* [Work required]:
Each line that holds the word "Codes" should be returned.
-- Start Provided records --
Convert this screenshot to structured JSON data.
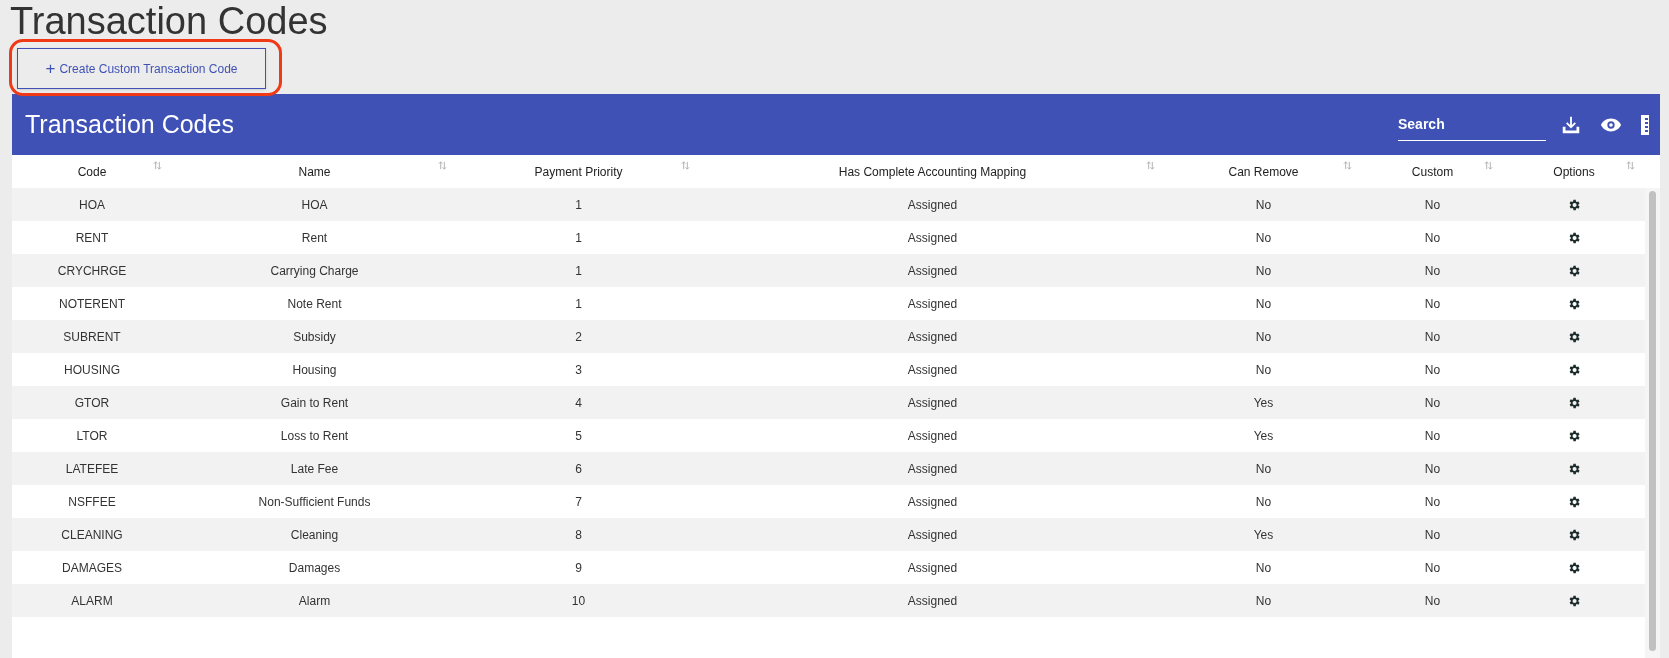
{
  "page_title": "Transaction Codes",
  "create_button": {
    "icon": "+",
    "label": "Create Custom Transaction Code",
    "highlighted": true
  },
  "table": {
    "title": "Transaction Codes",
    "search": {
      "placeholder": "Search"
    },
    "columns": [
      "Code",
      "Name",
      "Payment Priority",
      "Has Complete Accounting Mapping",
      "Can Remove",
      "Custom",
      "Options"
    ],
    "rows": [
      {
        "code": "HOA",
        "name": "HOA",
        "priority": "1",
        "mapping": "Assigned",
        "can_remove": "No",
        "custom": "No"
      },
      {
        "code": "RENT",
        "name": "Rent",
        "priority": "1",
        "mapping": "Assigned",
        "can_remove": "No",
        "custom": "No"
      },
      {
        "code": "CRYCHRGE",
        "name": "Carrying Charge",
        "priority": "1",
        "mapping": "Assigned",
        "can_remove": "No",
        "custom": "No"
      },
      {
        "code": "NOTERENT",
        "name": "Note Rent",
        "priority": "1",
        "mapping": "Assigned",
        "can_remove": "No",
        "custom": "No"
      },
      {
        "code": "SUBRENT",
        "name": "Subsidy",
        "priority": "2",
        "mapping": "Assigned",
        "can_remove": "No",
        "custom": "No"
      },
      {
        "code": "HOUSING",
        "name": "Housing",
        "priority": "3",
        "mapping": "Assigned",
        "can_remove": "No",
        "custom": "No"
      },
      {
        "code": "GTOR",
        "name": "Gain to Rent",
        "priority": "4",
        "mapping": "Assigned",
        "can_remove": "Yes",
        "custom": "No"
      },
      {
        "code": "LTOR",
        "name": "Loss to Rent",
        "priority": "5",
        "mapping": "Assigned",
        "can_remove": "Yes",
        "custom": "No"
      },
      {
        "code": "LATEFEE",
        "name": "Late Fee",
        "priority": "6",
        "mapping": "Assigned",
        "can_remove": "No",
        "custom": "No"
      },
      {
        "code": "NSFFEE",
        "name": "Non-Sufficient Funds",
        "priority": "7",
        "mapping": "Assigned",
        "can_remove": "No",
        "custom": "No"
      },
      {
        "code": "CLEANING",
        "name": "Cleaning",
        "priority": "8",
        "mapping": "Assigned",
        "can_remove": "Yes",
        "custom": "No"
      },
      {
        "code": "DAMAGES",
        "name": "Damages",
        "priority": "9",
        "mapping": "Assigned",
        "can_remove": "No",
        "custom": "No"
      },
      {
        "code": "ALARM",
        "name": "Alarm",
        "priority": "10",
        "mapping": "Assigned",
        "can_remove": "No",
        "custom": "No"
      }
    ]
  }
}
-- End Provided records --
* [Correct answer]:
  "page_title": "Transaction Codes",
    "title": "Transaction Codes",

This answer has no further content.